What you have to do — Every record should be repeated exactly, except that pictures are left out.

* Begin Data for processing *

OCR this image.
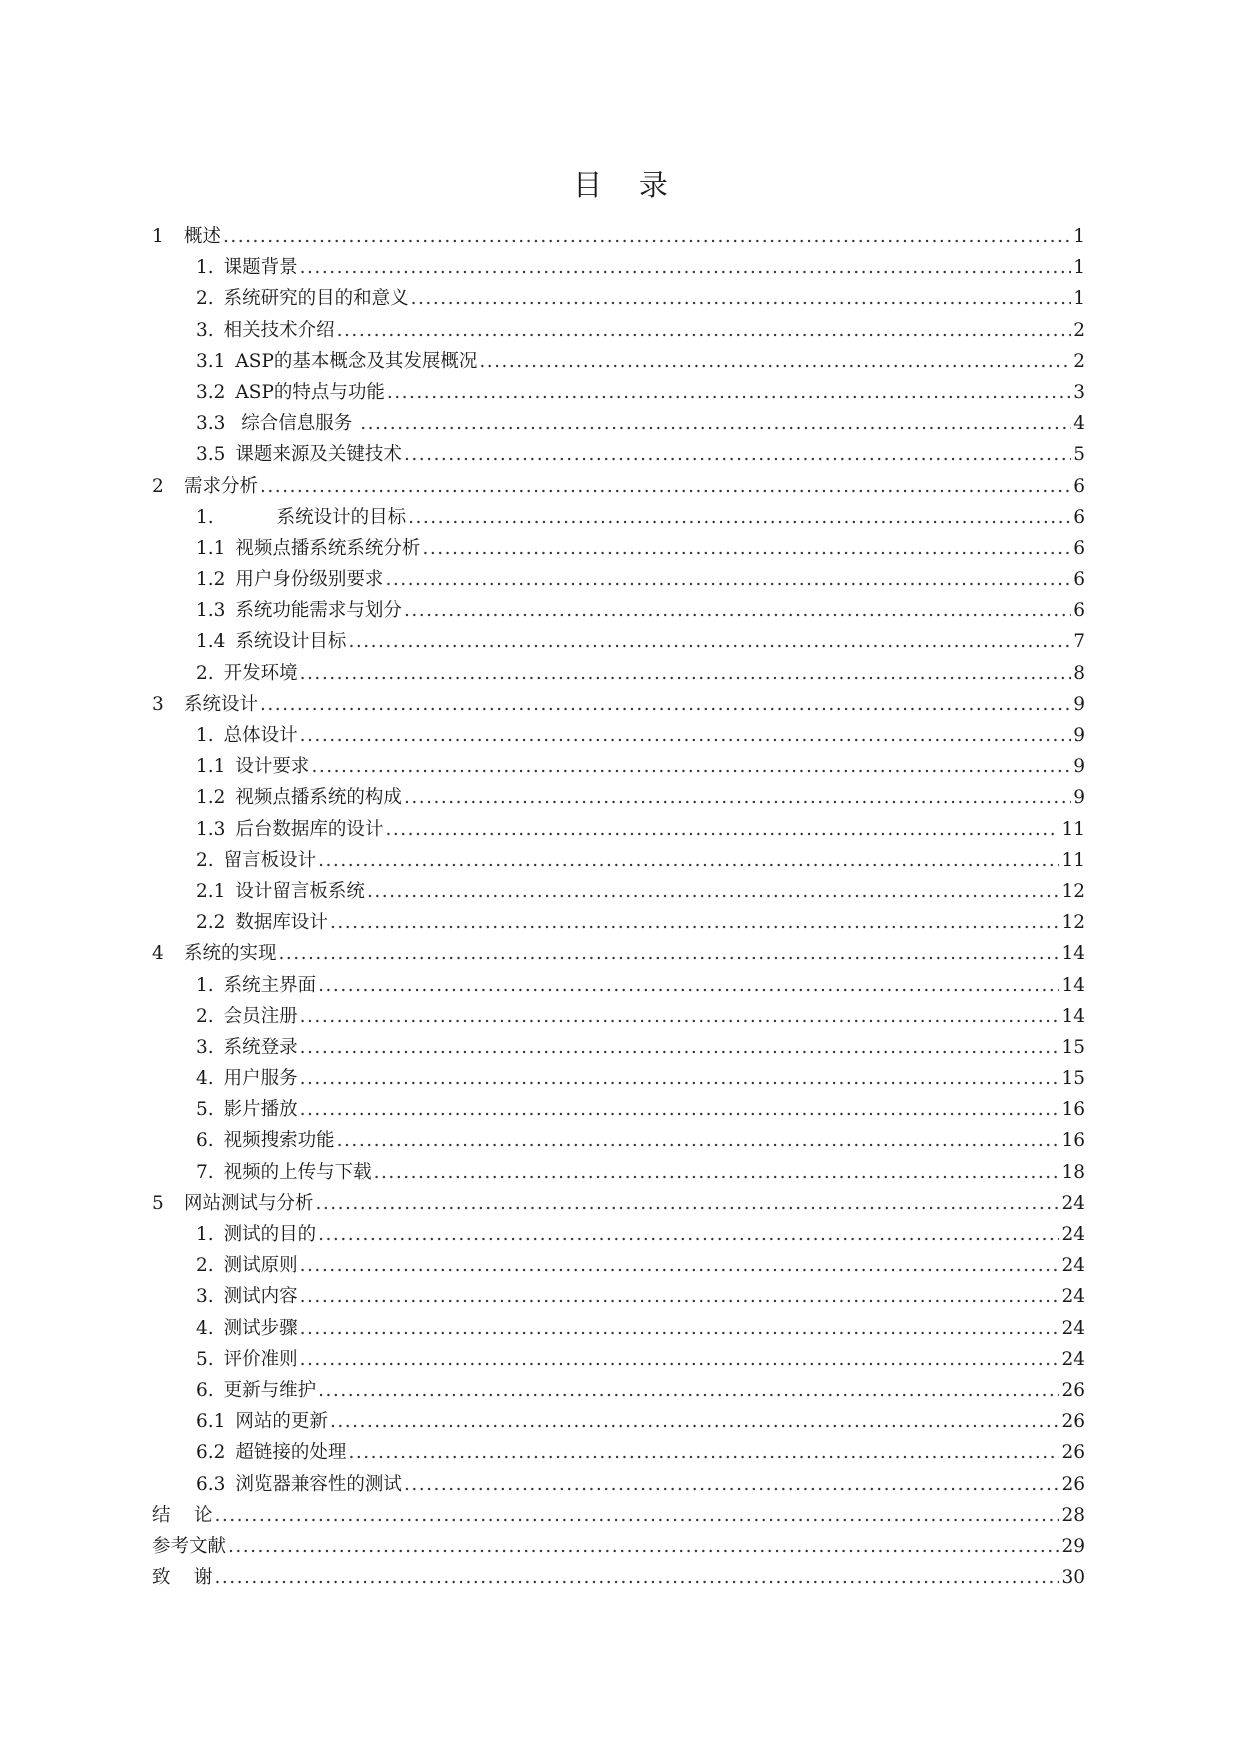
目    录
1	概述 .....	1
1. 课题背景 .....	1
2. 系统研究的目的和意义 .....	1
3. 相关技术介绍 .....	2
3.1 ASP的基本概念及其发展概况 .....	2
3.2 ASP的特点与功能 .....	3
3.3 综合信息服务 .....	4
3.5 课题来源及关键技术 .....	5
2	需求分析 .....	6
1. 系统设计的目标 .....	6
1.1 视频点播系统系统分析 .....	6
1.2 用户身份级别要求 .....	6
1.3 系统功能需求与划分 .....	6
1.4 系统设计目标 .....	7
2. 开发环境 .....	8
3	系统设计 .....	9
1. 总体设计 .....	9
1.1 设计要求 .....	9
1.2 视频点播系统的构成 .....	9
1.3 后台数据库的设计 .....	11
2. 留言板设计 .....	11
2.1 设计留言板系统 .....	12
2.2 数据库设计 .....	12
4	系统的实现 .....	14
1. 系统主界面 .....	14
2. 会员注册 .....	14
3. 系统登录 .....	15
4. 用户服务 .....	15
5. 影片播放 .....	16
6. 视频搜索功能 .....	16
7. 视频的上传与下载 .....	18
5	网站测试与分析 .....	24
1. 测试的目的 .....	24
2. 测试原则 .....	24
3. 测试内容 .....	24
4. 测试步骤 .....	24
5. 评价准则 .....	24
6. 更新与维护 .....	26
6.1 网站的更新 .....	26
6.2 超链接的处理 .....	26
6.3 浏览器兼容性的测试 .....	26
结    论 .....	28
参考文献 .....	29
致    谢 .....	30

* End Data for processing *

Answer to this exercise —
OCR this image.
目    录
1	概述 .....	1
1. 课题背景 .....	1
2. 系统研究的目的和意义 .....	1
3. 相关技术介绍 .....	2
3.1 ASP的基本概念及其发展概况 .....	2
3.2 ASP的特点与功能 .....	3
3.3 综合信息服务 .....	4
3.5 课题来源及关键技术 .....	5
2	需求分析 .....	6
1. 系统设计的目标 .....	6
1.1 视频点播系统系统分析 .....	6
1.2 用户身份级别要求 .....	6
1.3 系统功能需求与划分 .....	6
1.4 系统设计目标 .....	7
2. 开发环境 .....	8
3	系统设计 .....	9
1. 总体设计 .....	9
1.1 设计要求 .....	9
1.2 视频点播系统的构成 .....	9
1.3 后台数据库的设计 .....	11
2. 留言板设计 .....	11
2.1 设计留言板系统 .....	12
2.2 数据库设计 .....	12
4	系统的实现 .....	14
1. 系统主界面 .....	14
2. 会员注册 .....	14
3. 系统登录 .....	15
4. 用户服务 .....	15
5. 影片播放 .....	16
6. 视频搜索功能 .....	16
7. 视频的上传与下载 .....	18
5	网站测试与分析 .....	24
1. 测试的目的 .....	24
2. 测试原则 .....	24
3. 测试内容 .....	24
4. 测试步骤 .....	24
5. 评价准则 .....	24
6. 更新与维护 .....	26
6.1 网站的更新 .....	26
6.2 超链接的处理 .....	26
6.3 浏览器兼容性的测试 .....	26
结    论 .....	28
参考文献 .....	29
致    谢 .....	30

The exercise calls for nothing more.